## SHORT TASK
Report, as a bare number, how many lines hold "this".

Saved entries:
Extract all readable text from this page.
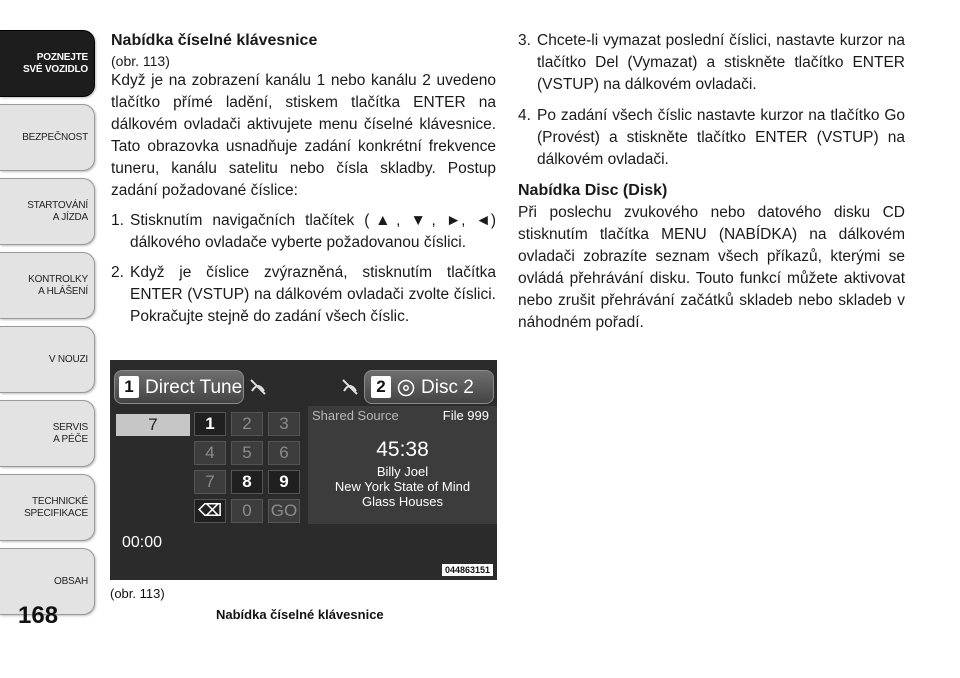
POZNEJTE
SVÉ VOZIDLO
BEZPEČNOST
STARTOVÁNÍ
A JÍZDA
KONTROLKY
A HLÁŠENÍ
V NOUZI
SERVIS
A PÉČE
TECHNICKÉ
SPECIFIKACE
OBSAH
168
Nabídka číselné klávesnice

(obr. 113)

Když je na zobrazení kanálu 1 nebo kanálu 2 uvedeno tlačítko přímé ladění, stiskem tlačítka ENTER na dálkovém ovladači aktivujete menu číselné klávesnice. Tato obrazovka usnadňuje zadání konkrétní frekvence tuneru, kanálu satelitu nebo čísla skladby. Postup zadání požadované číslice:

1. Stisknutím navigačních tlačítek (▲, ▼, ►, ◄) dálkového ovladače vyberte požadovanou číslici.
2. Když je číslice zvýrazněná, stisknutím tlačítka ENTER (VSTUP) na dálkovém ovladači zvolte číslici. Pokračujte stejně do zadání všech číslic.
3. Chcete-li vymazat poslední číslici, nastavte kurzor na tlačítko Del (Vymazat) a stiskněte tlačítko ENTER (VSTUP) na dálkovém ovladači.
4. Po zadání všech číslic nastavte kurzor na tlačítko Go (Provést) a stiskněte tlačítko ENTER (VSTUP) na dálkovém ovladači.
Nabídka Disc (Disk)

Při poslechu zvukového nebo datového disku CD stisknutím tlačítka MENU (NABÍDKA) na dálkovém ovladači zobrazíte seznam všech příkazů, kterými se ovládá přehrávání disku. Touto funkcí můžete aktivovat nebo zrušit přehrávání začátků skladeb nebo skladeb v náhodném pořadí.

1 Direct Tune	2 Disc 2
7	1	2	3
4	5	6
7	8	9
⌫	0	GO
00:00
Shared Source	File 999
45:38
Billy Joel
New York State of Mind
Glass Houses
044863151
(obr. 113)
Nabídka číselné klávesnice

...

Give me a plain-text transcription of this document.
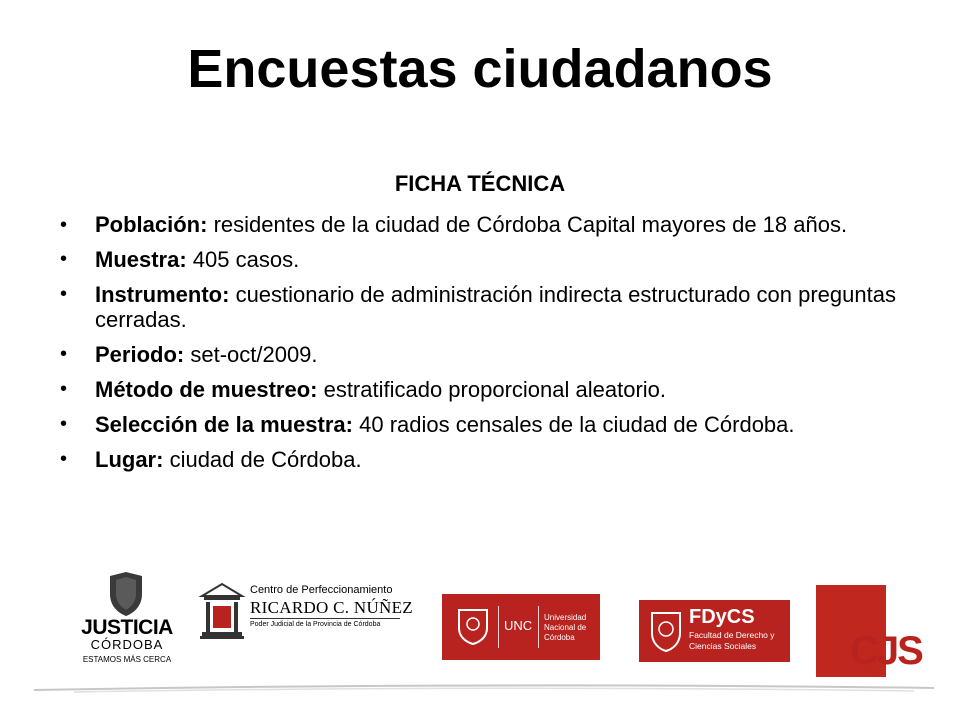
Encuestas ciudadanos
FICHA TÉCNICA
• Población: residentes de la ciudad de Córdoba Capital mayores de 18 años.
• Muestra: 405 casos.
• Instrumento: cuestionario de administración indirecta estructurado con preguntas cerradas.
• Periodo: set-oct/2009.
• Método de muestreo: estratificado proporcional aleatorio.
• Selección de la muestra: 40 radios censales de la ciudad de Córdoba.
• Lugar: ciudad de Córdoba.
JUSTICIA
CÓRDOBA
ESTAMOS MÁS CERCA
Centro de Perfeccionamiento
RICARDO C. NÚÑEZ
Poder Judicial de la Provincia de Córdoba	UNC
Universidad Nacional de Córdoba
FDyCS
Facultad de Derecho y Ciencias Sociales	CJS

## CORRECT ANSWER
2